───── Recorded data ─────

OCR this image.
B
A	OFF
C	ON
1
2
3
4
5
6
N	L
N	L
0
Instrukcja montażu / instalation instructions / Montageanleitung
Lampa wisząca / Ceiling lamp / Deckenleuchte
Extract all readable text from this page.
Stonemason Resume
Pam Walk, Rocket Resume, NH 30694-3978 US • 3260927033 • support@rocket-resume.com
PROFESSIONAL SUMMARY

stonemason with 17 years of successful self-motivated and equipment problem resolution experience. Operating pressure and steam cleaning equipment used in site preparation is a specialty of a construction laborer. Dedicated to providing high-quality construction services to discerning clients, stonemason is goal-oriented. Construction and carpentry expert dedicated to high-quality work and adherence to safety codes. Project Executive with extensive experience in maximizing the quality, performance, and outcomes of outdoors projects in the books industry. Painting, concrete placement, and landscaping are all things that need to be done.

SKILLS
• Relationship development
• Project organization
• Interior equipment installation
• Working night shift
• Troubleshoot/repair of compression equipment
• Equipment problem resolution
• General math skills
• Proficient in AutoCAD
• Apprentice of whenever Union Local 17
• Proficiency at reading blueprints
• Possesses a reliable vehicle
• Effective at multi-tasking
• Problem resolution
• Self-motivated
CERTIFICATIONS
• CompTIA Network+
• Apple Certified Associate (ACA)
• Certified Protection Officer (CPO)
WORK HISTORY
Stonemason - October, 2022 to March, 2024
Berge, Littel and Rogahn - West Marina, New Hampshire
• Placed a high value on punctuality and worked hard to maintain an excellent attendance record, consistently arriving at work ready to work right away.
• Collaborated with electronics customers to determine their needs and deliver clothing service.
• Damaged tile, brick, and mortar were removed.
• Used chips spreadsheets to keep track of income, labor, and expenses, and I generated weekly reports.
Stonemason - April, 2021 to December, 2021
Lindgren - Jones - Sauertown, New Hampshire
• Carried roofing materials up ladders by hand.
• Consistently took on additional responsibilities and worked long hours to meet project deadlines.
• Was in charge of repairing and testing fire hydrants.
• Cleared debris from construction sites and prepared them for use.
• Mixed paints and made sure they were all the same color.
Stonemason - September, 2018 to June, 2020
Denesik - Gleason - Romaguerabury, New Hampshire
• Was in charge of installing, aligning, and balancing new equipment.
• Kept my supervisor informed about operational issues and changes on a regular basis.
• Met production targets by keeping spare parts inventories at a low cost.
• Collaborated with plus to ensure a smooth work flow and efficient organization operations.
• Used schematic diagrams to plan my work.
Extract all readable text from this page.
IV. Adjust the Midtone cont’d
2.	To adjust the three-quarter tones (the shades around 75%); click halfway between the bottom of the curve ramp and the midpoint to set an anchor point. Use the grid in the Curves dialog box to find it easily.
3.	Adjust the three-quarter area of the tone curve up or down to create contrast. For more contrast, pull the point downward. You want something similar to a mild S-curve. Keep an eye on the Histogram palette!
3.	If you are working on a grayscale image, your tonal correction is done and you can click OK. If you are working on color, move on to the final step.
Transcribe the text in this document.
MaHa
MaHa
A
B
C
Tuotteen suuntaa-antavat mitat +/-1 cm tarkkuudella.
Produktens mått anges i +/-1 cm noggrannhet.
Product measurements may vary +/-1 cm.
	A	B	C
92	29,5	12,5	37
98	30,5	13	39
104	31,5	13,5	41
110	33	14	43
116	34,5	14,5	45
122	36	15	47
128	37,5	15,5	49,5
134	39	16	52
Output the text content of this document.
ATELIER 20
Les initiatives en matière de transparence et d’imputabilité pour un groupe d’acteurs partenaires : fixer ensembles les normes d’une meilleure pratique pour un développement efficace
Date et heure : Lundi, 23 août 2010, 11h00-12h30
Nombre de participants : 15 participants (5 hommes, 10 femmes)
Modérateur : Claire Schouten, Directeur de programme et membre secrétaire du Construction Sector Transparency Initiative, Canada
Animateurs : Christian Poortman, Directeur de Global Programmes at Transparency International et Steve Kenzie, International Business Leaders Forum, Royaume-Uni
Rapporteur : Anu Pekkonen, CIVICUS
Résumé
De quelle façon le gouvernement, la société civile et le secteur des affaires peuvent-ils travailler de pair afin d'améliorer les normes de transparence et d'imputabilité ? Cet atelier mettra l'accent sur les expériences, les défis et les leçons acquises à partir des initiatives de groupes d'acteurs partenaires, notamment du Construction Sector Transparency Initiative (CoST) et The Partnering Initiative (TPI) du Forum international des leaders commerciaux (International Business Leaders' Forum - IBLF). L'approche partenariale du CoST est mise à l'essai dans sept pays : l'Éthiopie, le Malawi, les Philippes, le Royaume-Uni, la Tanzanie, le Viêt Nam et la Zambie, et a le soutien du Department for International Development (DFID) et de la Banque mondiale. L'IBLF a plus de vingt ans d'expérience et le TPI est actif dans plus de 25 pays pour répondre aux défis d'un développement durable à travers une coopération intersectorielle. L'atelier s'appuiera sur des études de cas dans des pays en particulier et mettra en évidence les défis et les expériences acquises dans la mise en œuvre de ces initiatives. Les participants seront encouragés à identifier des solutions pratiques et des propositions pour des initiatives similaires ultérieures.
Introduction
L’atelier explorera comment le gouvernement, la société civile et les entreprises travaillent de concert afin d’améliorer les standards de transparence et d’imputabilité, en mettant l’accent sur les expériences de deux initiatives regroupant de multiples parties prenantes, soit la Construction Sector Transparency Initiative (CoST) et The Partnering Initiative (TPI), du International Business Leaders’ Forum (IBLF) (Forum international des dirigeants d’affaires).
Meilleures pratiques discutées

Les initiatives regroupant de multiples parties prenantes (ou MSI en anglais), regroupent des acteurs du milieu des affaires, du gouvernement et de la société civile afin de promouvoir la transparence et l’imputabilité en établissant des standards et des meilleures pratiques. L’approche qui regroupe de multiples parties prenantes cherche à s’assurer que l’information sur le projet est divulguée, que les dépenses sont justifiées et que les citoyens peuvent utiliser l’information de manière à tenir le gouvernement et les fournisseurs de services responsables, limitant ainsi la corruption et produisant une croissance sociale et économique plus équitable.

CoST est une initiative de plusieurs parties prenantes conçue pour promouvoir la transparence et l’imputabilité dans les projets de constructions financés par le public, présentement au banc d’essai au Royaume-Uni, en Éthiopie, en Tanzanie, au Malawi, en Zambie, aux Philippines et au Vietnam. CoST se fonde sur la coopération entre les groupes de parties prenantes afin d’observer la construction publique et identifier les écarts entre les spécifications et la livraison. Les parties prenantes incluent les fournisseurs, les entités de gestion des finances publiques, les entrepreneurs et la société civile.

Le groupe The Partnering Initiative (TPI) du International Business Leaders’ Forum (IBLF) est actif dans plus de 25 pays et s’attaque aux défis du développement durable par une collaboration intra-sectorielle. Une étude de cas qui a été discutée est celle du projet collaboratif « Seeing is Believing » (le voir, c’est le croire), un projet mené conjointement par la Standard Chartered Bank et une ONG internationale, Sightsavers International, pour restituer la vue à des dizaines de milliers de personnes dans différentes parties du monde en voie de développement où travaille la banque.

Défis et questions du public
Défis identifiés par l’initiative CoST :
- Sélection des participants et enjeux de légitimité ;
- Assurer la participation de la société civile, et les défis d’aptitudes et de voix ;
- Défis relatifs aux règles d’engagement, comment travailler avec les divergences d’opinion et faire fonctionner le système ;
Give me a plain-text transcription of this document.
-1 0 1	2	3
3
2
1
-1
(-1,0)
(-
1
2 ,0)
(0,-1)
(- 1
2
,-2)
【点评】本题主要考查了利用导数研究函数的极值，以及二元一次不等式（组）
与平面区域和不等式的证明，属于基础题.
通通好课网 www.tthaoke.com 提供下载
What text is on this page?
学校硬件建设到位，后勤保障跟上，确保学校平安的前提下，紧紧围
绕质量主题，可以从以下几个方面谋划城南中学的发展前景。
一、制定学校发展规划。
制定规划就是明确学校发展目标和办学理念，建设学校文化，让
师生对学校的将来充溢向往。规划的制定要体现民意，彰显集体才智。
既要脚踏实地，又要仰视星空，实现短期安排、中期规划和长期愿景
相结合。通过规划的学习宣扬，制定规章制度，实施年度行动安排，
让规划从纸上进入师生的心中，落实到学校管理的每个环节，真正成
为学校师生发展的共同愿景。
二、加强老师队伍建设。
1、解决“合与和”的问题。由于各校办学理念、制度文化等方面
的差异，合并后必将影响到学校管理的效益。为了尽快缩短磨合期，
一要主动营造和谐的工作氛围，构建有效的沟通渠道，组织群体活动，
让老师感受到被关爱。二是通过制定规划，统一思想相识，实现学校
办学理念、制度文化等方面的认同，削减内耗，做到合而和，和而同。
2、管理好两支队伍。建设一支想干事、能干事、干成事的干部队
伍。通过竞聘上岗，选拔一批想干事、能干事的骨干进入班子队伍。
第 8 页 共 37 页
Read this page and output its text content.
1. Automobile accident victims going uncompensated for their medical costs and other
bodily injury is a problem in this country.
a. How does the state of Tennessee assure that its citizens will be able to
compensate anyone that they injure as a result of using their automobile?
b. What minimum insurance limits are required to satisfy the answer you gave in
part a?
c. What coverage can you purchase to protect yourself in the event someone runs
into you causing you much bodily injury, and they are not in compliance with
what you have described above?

─────

Objective: Using the records given above, list every line that includes the word "click".

Correct output:
2.	To adjust the three-quarter tones (the shades around 75%); click halfway between the bottom of the curve ramp and the midpoint to set an anchor point. Use the grid in the Curves dialog box to find it easily.
3.	If you are working on a grayscale image, your tonal correction is done and you can click OK. If you are working on color, move on to the final step.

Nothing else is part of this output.